START

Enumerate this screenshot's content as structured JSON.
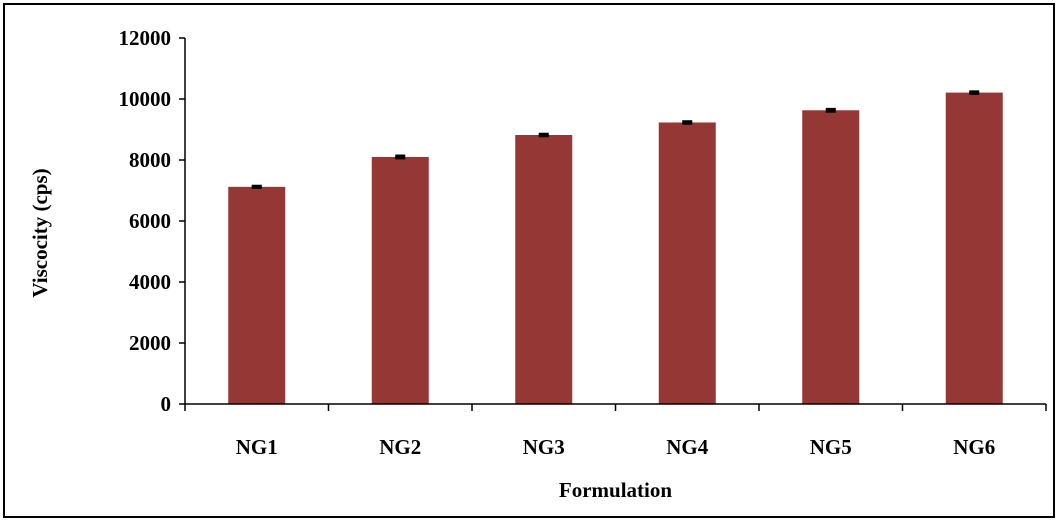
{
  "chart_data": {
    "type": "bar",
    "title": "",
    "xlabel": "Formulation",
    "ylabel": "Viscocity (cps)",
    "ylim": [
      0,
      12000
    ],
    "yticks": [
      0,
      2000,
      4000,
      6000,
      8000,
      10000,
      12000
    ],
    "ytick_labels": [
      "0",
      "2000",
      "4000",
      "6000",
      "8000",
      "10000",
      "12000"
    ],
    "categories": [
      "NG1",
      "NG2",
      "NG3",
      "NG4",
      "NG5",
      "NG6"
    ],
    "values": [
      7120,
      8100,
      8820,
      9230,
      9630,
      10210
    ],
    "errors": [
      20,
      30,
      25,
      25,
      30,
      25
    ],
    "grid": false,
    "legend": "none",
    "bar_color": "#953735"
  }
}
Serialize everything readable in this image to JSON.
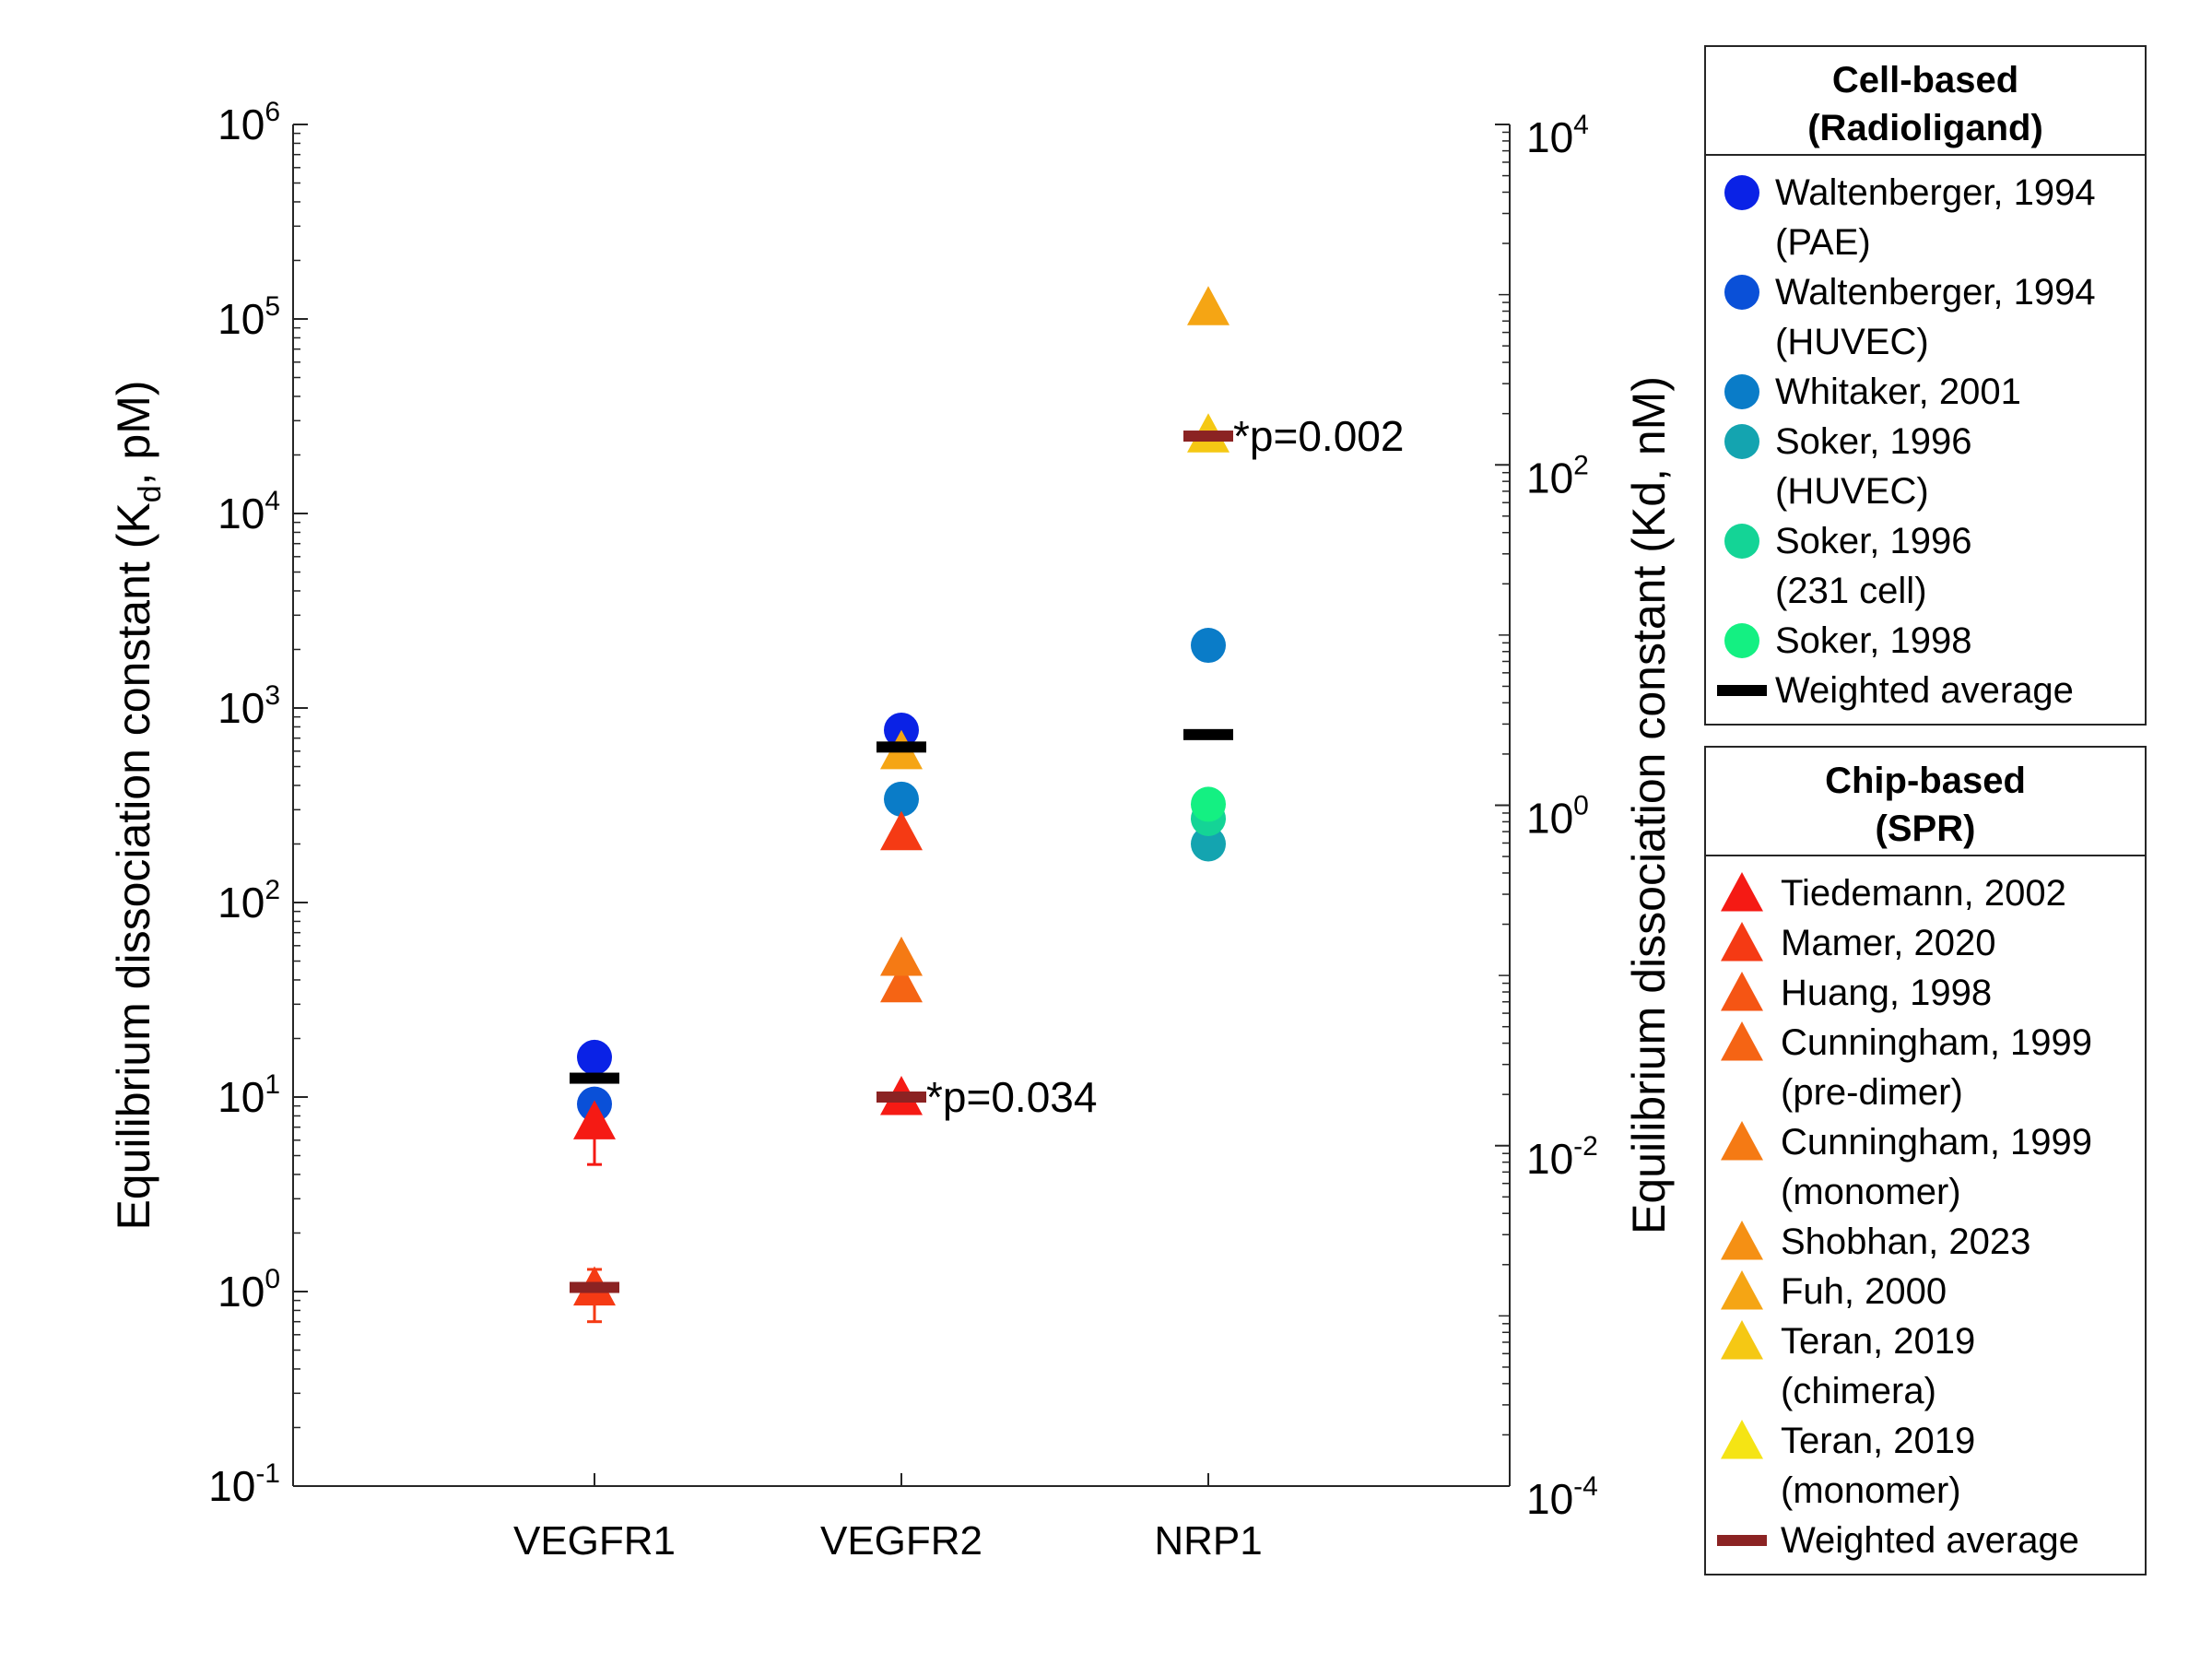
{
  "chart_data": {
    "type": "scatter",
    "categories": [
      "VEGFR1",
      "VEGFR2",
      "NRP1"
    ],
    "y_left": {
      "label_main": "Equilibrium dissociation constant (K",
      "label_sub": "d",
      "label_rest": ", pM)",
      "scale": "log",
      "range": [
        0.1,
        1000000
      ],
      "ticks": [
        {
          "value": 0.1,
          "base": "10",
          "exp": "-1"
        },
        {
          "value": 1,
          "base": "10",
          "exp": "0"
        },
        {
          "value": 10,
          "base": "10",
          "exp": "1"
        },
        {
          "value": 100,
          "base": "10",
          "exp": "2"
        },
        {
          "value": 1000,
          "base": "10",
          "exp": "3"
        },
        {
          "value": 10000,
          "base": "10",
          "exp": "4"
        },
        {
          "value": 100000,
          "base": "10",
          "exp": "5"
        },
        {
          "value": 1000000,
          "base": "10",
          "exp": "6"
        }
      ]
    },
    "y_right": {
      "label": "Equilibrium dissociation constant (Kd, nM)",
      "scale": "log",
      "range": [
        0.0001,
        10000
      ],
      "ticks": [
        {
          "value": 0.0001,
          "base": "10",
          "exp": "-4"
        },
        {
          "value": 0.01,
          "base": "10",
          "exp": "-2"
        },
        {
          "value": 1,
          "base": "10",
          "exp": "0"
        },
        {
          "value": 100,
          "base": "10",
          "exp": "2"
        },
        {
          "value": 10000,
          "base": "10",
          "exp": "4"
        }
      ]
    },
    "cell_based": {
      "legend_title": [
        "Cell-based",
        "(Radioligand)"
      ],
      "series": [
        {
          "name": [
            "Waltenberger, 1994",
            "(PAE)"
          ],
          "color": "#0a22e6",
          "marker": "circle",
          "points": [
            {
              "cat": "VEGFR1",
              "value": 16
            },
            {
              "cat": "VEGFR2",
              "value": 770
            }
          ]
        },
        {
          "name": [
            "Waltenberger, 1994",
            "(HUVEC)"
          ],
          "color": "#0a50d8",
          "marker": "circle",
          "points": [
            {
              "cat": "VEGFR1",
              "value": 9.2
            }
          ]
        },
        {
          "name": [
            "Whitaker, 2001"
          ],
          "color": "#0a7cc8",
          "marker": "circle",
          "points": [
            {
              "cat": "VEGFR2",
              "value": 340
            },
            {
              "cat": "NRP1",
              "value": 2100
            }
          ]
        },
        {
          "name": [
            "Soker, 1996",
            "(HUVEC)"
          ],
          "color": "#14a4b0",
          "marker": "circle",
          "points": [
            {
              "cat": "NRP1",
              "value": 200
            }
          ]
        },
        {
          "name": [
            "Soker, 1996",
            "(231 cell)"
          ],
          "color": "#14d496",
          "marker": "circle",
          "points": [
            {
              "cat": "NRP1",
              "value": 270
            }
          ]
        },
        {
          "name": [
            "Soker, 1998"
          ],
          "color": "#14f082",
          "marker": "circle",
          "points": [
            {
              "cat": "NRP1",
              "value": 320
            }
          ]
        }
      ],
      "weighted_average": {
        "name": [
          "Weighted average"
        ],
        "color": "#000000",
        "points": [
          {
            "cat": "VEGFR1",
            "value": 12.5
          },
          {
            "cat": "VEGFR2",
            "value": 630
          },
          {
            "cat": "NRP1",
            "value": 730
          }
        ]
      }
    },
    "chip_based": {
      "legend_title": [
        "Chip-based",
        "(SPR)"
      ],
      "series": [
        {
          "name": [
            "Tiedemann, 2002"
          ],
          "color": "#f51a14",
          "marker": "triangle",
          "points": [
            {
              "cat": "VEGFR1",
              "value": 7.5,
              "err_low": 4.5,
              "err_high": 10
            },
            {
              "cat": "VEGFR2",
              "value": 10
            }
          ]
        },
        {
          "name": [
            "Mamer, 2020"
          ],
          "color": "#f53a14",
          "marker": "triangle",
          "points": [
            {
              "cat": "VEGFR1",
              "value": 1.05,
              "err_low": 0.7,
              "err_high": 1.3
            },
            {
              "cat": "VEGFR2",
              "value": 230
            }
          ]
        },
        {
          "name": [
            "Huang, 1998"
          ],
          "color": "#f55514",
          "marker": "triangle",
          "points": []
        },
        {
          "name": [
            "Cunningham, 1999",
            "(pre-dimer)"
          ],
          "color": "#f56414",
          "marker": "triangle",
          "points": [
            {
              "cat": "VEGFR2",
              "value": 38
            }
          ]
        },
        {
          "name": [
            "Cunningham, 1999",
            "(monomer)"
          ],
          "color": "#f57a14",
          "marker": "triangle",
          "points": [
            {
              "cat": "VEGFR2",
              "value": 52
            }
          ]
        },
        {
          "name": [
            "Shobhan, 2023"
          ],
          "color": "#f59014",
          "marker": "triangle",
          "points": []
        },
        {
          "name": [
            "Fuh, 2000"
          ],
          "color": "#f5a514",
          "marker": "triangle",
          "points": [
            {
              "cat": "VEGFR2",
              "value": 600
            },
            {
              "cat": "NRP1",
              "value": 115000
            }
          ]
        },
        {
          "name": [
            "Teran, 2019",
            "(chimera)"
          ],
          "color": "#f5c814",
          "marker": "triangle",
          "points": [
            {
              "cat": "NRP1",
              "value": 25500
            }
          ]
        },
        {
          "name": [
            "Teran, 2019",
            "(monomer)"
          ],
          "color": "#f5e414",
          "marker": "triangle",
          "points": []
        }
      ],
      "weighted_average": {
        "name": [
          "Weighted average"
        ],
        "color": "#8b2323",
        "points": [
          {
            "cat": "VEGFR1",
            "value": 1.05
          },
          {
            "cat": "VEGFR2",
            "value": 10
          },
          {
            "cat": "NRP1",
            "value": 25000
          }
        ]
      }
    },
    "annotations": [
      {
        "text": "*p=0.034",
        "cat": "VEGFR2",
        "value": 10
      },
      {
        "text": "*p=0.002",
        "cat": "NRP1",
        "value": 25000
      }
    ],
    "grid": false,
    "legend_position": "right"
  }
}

END

## Exercise
Copy the data word for word. Pictures do not go in the copy.

## Exercise answer
Enumerate this screenshot's content as structured JSON.
{
  "chart_data": {
    "type": "bar",
    "title": "",
    "xlabel": "Formulation",
    "ylabel": "Viscocity (cps)",
    "ylim": [
      0,
      12000
    ],
    "yticks": [
      0,
      2000,
      4000,
      6000,
      8000,
      10000,
      12000
    ],
    "ytick_labels": [
      "0",
      "2000",
      "4000",
      "6000",
      "8000",
      "10000",
      "12000"
    ],
    "categories": [
      "NG1",
      "NG2",
      "NG3",
      "NG4",
      "NG5",
      "NG6"
    ],
    "values": [
      7120,
      8100,
      8820,
      9230,
      9630,
      10210
    ],
    "errors": [
      20,
      30,
      25,
      25,
      30,
      25
    ],
    "grid": false,
    "legend": "none",
    "bar_color": "#953735"
  }
}
Serialize everything readable in this image to JSON.
{
  "chart_data": {
    "type": "scatter",
    "categories": [
      "VEGFR1",
      "VEGFR2",
      "NRP1"
    ],
    "y_left": {
      "label_main": "Equilibrium dissociation constant (K",
      "label_sub": "d",
      "label_rest": ", pM)",
      "scale": "log",
      "range": [
        0.1,
        1000000
      ],
      "ticks": [
        {
          "value": 0.1,
          "base": "10",
          "exp": "-1"
        },
        {
          "value": 1,
          "base": "10",
          "exp": "0"
        },
        {
          "value": 10,
          "base": "10",
          "exp": "1"
        },
        {
          "value": 100,
          "base": "10",
          "exp": "2"
        },
        {
          "value": 1000,
          "base": "10",
          "exp": "3"
        },
        {
          "value": 10000,
          "base": "10",
          "exp": "4"
        },
        {
          "value": 100000,
          "base": "10",
          "exp": "5"
        },
        {
          "value": 1000000,
          "base": "10",
          "exp": "6"
        }
      ]
    },
    "y_right": {
      "label": "Equilibrium dissociation constant (Kd, nM)",
      "scale": "log",
      "range": [
        0.0001,
        10000
      ],
      "ticks": [
        {
          "value": 0.0001,
          "base": "10",
          "exp": "-4"
        },
        {
          "value": 0.01,
          "base": "10",
          "exp": "-2"
        },
        {
          "value": 1,
          "base": "10",
          "exp": "0"
        },
        {
          "value": 100,
          "base": "10",
          "exp": "2"
        },
        {
          "value": 10000,
          "base": "10",
          "exp": "4"
        }
      ]
    },
    "cell_based": {
      "legend_title": [
        "Cell-based",
        "(Radioligand)"
      ],
      "series": [
        {
          "name": [
            "Waltenberger, 1994",
            "(PAE)"
          ],
          "color": "#0a22e6",
          "marker": "circle",
          "points": [
            {
              "cat": "VEGFR1",
              "value": 16
            },
            {
              "cat": "VEGFR2",
              "value": 770
            }
          ]
        },
        {
          "name": [
            "Waltenberger, 1994",
            "(HUVEC)"
          ],
          "color": "#0a50d8",
          "marker": "circle",
          "points": [
            {
              "cat": "VEGFR1",
              "value": 9.2
            }
          ]
        },
        {
          "name": [
            "Whitaker, 2001"
          ],
          "color": "#0a7cc8",
          "marker": "circle",
          "points": [
            {
              "cat": "VEGFR2",
              "value": 340
            },
            {
              "cat": "NRP1",
              "value": 2100
            }
          ]
        },
        {
          "name": [
            "Soker, 1996",
            "(HUVEC)"
          ],
          "color": "#14a4b0",
          "marker": "circle",
          "points": [
            {
              "cat": "NRP1",
              "value": 200
            }
          ]
        },
        {
          "name": [
            "Soker, 1996",
            "(231 cell)"
          ],
          "color": "#14d496",
          "marker": "circle",
          "points": [
            {
              "cat": "NRP1",
              "value": 270
            }
          ]
        },
        {
          "name": [
            "Soker, 1998"
          ],
          "color": "#14f082",
          "marker": "circle",
          "points": [
            {
              "cat": "NRP1",
              "value": 320
            }
          ]
        }
      ],
      "weighted_average": {
        "name": [
          "Weighted average"
        ],
        "color": "#000000",
        "points": [
          {
            "cat": "VEGFR1",
            "value": 12.5
          },
          {
            "cat": "VEGFR2",
            "value": 630
          },
          {
            "cat": "NRP1",
            "value": 730
          }
        ]
      }
    },
    "chip_based": {
      "legend_title": [
        "Chip-based",
        "(SPR)"
      ],
      "series": [
        {
          "name": [
            "Tiedemann, 2002"
          ],
          "color": "#f51a14",
          "marker": "triangle",
          "points": [
            {
              "cat": "VEGFR1",
              "value": 7.5,
              "err_low": 4.5,
              "err_high": 10
            },
            {
              "cat": "VEGFR2",
              "value": 10
            }
          ]
        },
        {
          "name": [
            "Mamer, 2020"
          ],
          "color": "#f53a14",
          "marker": "triangle",
          "points": [
            {
              "cat": "VEGFR1",
              "value": 1.05,
              "err_low": 0.7,
              "err_high": 1.3
            },
            {
              "cat": "VEGFR2",
              "value": 230
            }
          ]
        },
        {
          "name": [
            "Huang, 1998"
          ],
          "color": "#f55514",
          "marker": "triangle",
          "points": []
        },
        {
          "name": [
            "Cunningham, 1999",
            "(pre-dimer)"
          ],
          "color": "#f56414",
          "marker": "triangle",
          "points": [
            {
              "cat": "VEGFR2",
              "value": 38
            }
          ]
        },
        {
          "name": [
            "Cunningham, 1999",
            "(monomer)"
          ],
          "color": "#f57a14",
          "marker": "triangle",
          "points": [
            {
              "cat": "VEGFR2",
              "value": 52
            }
          ]
        },
        {
          "name": [
            "Shobhan, 2023"
          ],
          "color": "#f59014",
          "marker": "triangle",
          "points": []
        },
        {
          "name": [
            "Fuh, 2000"
          ],
          "color": "#f5a514",
          "marker": "triangle",
          "points": [
            {
              "cat": "VEGFR2",
              "value": 600
            },
            {
              "cat": "NRP1",
              "value": 115000
            }
          ]
        },
        {
          "name": [
            "Teran, 2019",
            "(chimera)"
          ],
          "color": "#f5c814",
          "marker": "triangle",
          "points": [
            {
              "cat": "NRP1",
              "value": 25500
            }
          ]
        },
        {
          "name": [
            "Teran, 2019",
            "(monomer)"
          ],
          "color": "#f5e414",
          "marker": "triangle",
          "points": []
        }
      ],
      "weighted_average": {
        "name": [
          "Weighted average"
        ],
        "color": "#8b2323",
        "points": [
          {
            "cat": "VEGFR1",
            "value": 1.05
          },
          {
            "cat": "VEGFR2",
            "value": 10
          },
          {
            "cat": "NRP1",
            "value": 25000
          }
        ]
      }
    },
    "annotations": [
      {
        "text": "*p=0.034",
        "cat": "VEGFR2",
        "value": 10
      },
      {
        "text": "*p=0.002",
        "cat": "NRP1",
        "value": 25000
      }
    ],
    "grid": false,
    "legend_position": "right"
  }
}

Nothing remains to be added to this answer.